Dataset rows:
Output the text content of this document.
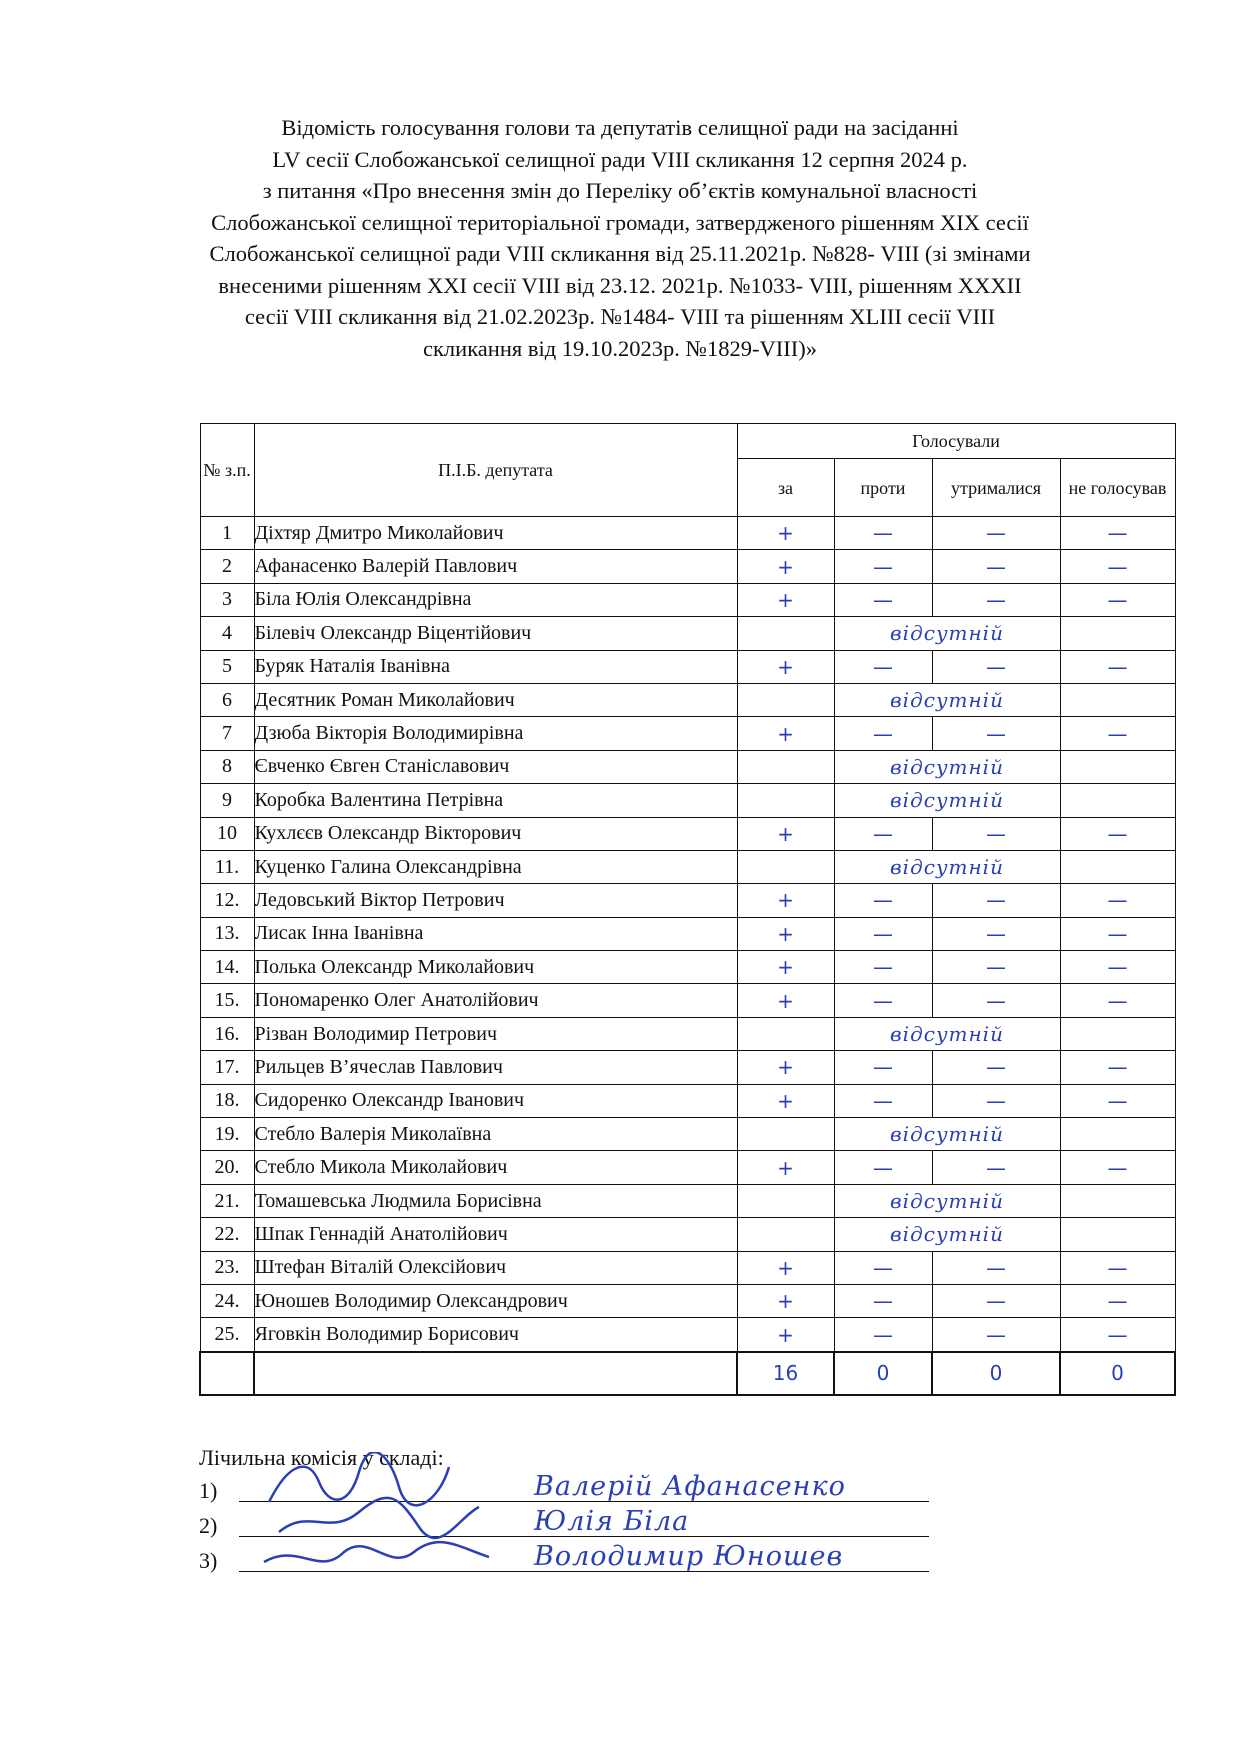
Відомість голосування голови та депутатів селищної ради на засіданні
LV сесії Слобожанської селищної ради VIII скликання 12 серпня 2024 р.
з питання «Про внесення змін до Переліку об’єктів комунальної власності
Слобожанської селищної територіальної громади, затвердженого рішенням XIX сесії
Слобожанської селищної ради VIII скликання від 25.11.2021р. №828- VIII (зі змінами
внесеними рішенням XXI сесії VIII від 23.12. 2021р. №1033- VIII, рішенням XXXII
сесії VIII скликання від 21.02.2023р. №1484- VIII та рішенням XLIII сесії VIII
скликання від 19.10.2023р. №1829-VIII)»
№ з.п.	П.І.Б. депутата	Голосували			
		за	проти	утрималися	не голосував
1	Діхтяр Дмитро Миколайович	+	—	—	—
2	Афанасенко Валерій Павлович	+	—	—	—
3	Біла Юлія Олександрівна	+	—	—	—
4	Білевіч Олександр Віцентійович		відсутній		
5	Буряк Наталія Іванівна	+	—	—	—
6	Десятник Роман Миколайович		відсутній		
7	Дзюба Вікторія Володимирівна	+	—	—	—
8	Євченко Євген Станіславович		відсутній		
9	Коробка Валентина Петрівна		відсутній		
10	Кухлєєв Олександр Вікторович	+	—	—	—
11.	Куценко Галина Олександрівна		відсутній		
12.	Ледовський Віктор Петрович	+	—	—	—
13.	Лисак Інна Іванівна	+	—	—	—
14.	Полька Олександр Миколайович	+	—	—	—
15.	Пономаренко Олег Анатолійович	+	—	—	—
16.	Різван Володимир Петрович		відсутній		
17.	Рильцев В’ячеслав Павлович	+	—	—	—
18.	Сидоренко Олександр Іванович	+	—	—	—
19.	Стебло Валерія Миколаївна		відсутній		
20.	Стебло Микола Миколайович	+	—	—	—
21.	Томашевська Людмила Борисівна		відсутній		
22.	Шпак Геннадій Анатолійович		відсутній		
23.	Штефан Віталій Олексійович	+	—	—	—
24.	Юношев Володимир Олександрович	+	—	—	—
25.	Яговкін Володимир Борисович	+	—	—	—
		16	0	0	0
Лічильна комісія у складі:
1)	Валерій Афанасенко
2)	Юлія Біла
3)	Володимир Юношев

What you are asked to do:
Using the material above, report each line where "Юлія" occurs.

Correct response:
3	Біла Юлія Олександрівна	+	—	—	—
2)	Юлія Біла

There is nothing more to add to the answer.